## begin

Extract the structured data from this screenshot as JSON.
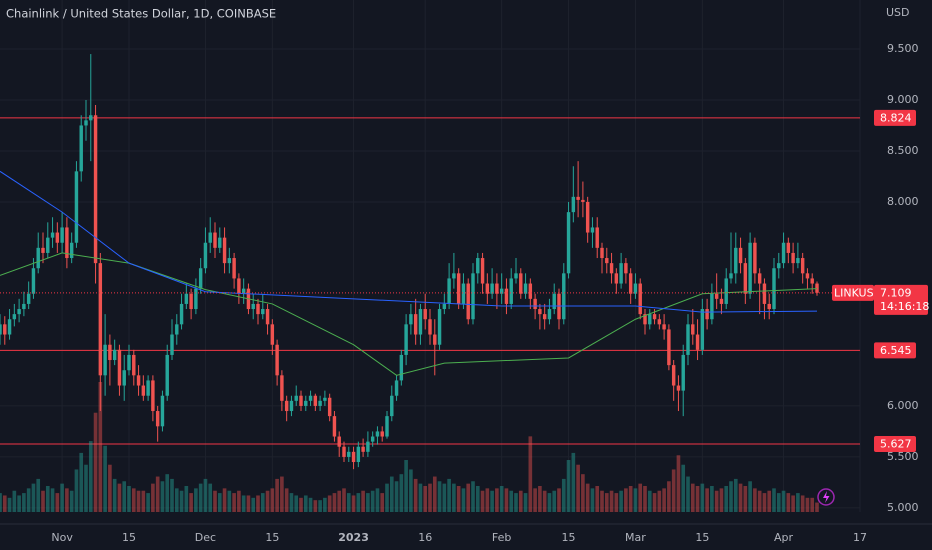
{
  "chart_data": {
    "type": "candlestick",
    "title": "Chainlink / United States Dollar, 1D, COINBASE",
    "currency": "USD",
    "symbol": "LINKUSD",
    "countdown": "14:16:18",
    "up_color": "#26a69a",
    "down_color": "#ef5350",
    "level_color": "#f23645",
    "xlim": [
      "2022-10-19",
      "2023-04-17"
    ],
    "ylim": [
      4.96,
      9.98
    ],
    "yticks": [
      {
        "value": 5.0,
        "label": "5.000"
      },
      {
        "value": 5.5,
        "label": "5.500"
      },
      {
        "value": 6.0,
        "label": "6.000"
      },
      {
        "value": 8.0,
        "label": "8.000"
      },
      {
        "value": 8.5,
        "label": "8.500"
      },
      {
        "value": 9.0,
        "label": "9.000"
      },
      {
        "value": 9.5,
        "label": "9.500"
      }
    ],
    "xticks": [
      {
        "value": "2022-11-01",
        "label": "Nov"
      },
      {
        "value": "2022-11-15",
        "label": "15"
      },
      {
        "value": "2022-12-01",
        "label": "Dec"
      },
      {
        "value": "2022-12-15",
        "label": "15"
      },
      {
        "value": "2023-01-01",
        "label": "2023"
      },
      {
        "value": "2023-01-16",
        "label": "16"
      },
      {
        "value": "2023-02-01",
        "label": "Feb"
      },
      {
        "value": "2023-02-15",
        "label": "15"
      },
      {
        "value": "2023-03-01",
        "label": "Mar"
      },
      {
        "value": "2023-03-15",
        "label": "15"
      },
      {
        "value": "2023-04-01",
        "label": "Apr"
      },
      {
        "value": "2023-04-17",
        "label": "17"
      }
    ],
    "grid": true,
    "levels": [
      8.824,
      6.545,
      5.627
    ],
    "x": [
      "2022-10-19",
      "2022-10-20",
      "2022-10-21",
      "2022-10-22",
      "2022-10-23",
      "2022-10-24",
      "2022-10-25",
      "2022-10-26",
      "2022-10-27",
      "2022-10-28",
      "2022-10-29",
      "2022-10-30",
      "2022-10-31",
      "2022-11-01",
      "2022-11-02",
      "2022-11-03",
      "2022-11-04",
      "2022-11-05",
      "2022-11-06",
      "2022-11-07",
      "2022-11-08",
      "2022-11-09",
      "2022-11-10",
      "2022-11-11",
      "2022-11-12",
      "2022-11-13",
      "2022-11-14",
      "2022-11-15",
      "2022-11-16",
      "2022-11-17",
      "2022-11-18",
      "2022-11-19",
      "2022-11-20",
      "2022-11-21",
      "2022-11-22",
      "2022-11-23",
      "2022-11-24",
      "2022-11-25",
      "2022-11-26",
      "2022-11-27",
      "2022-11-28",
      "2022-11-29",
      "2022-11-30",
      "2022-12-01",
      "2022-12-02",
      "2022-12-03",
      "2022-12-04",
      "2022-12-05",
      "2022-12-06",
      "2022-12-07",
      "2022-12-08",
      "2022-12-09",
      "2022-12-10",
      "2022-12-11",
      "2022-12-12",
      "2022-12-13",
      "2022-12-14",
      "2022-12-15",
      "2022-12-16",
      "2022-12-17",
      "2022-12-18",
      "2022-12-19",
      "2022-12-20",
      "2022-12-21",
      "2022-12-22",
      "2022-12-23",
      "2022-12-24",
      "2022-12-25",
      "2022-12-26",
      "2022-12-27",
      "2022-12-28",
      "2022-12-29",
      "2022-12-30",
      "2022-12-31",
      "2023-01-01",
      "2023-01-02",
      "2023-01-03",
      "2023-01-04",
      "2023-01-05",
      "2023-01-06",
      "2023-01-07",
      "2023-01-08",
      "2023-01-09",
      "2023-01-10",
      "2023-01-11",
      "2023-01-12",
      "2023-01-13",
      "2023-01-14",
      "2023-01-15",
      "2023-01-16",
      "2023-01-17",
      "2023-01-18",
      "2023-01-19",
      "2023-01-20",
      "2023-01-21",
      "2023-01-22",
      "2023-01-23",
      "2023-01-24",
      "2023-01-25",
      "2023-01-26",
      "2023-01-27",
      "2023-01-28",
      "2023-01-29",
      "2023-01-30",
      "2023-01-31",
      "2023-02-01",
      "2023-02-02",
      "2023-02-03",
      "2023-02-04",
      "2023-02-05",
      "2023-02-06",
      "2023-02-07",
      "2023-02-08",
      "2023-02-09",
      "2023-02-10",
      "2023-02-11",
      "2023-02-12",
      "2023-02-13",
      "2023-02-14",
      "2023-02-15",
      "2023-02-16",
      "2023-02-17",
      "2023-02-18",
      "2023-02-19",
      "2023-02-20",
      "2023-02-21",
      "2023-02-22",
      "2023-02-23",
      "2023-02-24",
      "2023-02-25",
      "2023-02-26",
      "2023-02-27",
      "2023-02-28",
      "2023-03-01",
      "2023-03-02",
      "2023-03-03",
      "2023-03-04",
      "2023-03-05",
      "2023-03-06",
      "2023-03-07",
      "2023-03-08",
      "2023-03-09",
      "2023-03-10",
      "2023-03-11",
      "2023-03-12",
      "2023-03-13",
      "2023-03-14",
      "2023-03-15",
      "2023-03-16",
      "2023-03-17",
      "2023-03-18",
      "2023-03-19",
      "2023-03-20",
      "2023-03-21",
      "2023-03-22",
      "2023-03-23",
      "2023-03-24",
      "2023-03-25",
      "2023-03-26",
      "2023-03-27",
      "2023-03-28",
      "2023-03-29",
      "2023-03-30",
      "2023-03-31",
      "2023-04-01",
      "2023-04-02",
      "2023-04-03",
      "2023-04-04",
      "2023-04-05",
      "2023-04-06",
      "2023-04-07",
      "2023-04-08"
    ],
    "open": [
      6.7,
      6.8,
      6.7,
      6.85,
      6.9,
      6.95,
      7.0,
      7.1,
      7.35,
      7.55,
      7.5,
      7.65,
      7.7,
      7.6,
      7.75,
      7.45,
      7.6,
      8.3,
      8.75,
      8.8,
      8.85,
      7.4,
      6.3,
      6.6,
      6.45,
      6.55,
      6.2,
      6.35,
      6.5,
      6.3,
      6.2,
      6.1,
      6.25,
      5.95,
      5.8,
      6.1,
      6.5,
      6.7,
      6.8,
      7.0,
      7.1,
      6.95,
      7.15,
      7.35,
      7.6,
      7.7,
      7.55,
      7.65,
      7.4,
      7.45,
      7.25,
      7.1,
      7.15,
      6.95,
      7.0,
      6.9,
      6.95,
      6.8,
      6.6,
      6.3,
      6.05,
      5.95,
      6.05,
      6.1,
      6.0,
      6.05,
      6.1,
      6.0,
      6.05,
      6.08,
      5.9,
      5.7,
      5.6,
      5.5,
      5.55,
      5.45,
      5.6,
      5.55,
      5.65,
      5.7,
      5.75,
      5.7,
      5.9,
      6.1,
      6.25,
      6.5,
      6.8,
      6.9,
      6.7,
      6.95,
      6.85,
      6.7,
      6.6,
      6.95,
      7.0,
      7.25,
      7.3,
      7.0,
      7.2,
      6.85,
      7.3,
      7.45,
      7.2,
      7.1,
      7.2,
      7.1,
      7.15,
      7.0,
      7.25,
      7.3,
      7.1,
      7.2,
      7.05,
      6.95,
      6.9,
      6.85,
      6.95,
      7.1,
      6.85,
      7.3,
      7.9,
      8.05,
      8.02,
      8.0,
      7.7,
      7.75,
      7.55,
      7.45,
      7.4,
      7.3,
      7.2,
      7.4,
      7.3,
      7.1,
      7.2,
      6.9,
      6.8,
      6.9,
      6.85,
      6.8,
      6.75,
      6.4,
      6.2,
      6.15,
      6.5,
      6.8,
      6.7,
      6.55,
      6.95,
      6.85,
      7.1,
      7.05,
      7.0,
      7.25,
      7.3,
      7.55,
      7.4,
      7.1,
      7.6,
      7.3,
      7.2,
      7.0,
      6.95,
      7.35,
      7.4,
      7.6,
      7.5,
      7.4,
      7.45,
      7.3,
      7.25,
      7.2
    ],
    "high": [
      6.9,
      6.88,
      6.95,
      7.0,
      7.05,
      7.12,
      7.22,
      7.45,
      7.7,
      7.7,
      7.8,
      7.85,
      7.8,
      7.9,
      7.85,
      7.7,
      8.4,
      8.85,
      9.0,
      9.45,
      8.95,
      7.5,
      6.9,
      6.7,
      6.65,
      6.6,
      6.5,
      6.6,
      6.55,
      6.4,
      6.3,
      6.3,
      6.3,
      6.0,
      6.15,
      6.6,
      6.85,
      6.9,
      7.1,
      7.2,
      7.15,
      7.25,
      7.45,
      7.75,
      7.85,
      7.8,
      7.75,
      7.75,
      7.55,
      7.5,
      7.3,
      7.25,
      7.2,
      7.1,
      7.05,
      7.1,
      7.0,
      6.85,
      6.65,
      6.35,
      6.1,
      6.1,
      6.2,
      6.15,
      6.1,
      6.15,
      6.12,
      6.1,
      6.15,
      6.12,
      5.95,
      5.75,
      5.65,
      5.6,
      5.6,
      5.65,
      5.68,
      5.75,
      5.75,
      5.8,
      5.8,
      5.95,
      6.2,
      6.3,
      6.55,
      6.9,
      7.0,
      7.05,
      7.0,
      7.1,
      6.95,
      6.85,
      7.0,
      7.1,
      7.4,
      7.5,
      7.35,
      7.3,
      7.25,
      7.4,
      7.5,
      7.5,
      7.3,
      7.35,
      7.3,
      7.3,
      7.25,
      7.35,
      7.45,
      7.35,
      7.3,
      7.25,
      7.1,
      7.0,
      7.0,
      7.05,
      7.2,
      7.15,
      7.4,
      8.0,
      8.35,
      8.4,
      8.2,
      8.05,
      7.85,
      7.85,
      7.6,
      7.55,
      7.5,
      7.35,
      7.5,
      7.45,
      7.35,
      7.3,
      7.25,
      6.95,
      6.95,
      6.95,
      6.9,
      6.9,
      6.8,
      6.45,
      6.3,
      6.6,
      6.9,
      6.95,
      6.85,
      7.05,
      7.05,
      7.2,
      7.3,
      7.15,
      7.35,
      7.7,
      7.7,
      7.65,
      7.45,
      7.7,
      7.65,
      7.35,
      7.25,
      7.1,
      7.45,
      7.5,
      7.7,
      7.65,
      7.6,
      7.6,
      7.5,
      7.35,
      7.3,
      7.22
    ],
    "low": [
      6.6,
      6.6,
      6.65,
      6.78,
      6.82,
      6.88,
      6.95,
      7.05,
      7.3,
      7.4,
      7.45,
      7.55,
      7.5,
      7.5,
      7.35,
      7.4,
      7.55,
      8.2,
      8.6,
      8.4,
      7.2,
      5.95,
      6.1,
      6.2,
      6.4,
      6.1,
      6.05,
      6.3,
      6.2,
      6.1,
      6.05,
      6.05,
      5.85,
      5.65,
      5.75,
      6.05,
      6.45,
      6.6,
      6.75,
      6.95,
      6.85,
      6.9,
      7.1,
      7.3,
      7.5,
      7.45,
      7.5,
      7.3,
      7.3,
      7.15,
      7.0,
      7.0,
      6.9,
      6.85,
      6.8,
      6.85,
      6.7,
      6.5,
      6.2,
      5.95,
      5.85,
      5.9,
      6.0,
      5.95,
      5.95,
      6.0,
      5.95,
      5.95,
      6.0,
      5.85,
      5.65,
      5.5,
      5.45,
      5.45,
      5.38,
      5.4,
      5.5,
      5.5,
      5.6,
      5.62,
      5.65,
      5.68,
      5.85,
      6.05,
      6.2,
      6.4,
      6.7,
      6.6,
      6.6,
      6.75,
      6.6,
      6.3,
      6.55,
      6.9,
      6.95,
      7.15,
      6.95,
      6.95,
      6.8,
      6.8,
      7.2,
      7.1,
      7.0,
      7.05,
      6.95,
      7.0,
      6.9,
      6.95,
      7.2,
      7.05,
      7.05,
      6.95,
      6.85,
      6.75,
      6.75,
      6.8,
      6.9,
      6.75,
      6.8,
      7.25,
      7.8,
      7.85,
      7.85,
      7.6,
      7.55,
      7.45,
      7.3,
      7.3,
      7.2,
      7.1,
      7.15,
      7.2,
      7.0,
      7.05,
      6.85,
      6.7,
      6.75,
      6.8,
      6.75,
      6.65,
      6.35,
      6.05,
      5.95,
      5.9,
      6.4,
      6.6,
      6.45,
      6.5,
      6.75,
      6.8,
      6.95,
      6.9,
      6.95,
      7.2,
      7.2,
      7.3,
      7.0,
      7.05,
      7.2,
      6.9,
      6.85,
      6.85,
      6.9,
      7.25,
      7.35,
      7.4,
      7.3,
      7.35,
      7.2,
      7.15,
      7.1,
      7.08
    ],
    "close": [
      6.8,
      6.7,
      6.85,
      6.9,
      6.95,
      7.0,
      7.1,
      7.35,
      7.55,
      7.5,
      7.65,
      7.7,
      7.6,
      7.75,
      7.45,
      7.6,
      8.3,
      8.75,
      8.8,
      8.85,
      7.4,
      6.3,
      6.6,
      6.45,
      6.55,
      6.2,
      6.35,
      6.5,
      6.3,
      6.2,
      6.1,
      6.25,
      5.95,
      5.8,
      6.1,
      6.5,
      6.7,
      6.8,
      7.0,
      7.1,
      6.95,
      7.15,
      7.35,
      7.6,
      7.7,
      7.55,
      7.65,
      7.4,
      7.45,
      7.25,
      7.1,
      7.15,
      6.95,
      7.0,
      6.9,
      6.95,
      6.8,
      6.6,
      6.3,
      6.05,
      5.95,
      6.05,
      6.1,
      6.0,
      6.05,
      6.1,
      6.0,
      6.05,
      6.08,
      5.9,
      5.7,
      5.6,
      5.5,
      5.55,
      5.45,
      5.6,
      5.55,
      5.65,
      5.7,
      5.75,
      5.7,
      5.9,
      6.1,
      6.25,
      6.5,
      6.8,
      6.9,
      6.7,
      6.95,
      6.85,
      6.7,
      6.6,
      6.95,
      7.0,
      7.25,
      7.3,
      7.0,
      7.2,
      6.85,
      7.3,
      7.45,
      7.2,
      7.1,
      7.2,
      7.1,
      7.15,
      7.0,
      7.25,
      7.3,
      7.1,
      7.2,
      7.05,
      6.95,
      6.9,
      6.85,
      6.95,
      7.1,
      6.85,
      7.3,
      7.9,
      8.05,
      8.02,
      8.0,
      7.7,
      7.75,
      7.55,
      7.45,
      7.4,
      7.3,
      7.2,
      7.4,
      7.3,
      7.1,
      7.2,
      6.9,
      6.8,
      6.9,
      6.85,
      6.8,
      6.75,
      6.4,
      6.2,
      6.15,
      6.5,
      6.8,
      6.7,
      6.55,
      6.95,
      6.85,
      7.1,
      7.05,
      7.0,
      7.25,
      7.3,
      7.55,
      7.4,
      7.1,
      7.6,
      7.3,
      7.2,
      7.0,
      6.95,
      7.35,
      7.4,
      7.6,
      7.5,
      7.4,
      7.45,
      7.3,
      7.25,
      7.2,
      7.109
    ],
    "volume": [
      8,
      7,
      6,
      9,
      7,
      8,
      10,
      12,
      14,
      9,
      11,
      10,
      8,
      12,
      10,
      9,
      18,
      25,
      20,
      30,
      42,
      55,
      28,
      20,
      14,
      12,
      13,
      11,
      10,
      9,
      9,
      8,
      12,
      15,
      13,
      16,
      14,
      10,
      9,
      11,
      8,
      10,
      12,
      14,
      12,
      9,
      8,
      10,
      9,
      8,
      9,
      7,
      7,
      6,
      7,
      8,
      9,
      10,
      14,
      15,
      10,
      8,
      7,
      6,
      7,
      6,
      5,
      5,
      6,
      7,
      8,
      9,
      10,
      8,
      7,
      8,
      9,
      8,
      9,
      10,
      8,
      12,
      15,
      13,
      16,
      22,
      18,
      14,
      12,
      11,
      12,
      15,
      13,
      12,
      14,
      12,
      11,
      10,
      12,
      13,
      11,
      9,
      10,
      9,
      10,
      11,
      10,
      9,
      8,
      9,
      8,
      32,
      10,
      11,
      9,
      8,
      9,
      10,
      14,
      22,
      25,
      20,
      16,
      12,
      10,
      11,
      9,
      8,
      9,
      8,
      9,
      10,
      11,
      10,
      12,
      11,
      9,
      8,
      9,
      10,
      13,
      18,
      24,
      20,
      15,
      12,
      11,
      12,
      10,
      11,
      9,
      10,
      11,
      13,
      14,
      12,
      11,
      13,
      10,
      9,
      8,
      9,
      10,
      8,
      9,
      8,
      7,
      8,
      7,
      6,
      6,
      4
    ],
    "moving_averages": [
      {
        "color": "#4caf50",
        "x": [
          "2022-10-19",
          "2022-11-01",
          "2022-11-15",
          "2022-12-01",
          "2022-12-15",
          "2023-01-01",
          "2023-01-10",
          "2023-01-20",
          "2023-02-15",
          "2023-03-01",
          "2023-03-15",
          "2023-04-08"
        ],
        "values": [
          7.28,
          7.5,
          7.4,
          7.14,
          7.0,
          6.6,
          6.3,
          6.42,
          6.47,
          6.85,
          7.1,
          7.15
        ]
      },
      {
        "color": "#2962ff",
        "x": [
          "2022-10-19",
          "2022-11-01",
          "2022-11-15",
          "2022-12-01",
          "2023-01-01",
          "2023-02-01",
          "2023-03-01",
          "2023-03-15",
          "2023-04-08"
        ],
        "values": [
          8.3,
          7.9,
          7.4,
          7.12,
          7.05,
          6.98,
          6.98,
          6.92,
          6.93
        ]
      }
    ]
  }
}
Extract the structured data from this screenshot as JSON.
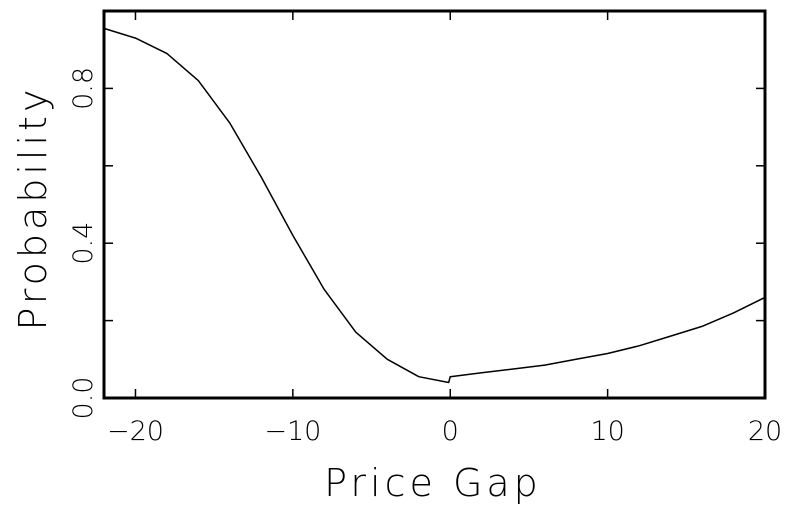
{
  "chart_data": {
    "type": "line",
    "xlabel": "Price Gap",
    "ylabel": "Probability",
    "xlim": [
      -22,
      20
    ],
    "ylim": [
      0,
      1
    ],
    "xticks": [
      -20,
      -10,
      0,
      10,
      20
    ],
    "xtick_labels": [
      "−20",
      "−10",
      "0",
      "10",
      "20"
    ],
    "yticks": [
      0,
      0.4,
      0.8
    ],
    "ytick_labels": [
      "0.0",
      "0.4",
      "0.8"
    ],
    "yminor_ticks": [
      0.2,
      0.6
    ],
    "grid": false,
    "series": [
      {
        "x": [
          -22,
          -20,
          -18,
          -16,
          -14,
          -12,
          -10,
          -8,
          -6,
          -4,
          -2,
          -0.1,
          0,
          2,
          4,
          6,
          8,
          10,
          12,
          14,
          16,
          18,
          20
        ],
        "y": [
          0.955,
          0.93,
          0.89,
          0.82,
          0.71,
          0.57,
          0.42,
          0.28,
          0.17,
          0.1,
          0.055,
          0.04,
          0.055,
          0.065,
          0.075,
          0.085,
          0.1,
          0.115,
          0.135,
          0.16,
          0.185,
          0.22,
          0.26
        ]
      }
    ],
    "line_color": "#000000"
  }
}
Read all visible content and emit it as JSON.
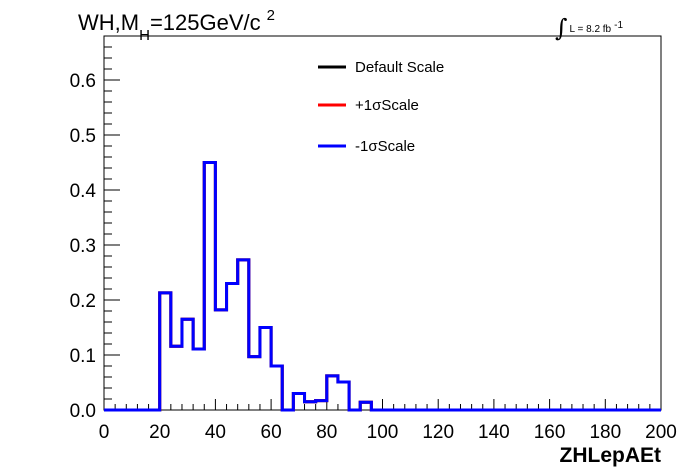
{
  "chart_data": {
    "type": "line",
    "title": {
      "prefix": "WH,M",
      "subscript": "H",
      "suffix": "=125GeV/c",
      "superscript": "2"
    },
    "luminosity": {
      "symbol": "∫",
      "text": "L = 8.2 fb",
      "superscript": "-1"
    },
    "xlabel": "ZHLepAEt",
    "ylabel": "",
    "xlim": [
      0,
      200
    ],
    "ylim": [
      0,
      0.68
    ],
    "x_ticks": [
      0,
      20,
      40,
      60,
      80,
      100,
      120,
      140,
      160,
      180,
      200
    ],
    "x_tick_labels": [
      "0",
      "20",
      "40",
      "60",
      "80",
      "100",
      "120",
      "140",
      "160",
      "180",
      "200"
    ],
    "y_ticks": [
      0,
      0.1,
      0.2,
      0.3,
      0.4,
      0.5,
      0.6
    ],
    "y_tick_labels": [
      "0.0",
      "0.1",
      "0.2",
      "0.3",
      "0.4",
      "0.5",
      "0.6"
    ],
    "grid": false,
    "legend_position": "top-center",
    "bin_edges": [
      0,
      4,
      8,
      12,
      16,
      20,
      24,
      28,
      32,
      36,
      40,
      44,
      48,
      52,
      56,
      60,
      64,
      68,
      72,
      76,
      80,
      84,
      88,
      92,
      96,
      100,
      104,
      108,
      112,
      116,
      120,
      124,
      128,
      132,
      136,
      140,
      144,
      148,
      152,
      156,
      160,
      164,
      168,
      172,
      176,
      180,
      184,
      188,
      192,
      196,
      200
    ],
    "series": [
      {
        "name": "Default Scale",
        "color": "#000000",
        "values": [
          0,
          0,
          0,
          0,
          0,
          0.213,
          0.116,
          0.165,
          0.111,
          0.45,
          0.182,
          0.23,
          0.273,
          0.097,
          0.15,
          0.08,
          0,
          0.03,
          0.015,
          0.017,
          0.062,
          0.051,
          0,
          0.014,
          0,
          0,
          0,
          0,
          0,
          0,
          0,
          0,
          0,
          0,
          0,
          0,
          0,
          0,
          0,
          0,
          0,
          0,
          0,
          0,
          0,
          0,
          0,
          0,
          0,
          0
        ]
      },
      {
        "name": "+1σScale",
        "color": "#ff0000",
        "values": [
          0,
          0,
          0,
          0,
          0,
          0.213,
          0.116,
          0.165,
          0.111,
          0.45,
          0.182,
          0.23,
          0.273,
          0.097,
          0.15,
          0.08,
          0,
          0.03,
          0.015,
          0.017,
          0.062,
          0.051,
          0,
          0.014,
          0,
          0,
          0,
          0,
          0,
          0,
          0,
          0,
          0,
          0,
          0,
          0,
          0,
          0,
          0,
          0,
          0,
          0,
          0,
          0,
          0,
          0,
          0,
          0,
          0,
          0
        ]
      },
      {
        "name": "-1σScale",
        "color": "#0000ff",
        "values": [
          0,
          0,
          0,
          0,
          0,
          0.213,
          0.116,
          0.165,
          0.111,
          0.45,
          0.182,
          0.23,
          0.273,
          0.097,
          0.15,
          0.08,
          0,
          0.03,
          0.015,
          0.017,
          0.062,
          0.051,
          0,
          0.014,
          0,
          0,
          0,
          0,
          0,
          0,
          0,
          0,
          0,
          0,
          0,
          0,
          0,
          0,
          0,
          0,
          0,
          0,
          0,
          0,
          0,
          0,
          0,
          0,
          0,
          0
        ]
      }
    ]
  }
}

## end

◆ **Exercise details**
Copy out each line of the data containing the string "title".

◆ **Written answer**
    "title": "Chainlink / United States Dollar, 1D, COINBASE",
    "title": {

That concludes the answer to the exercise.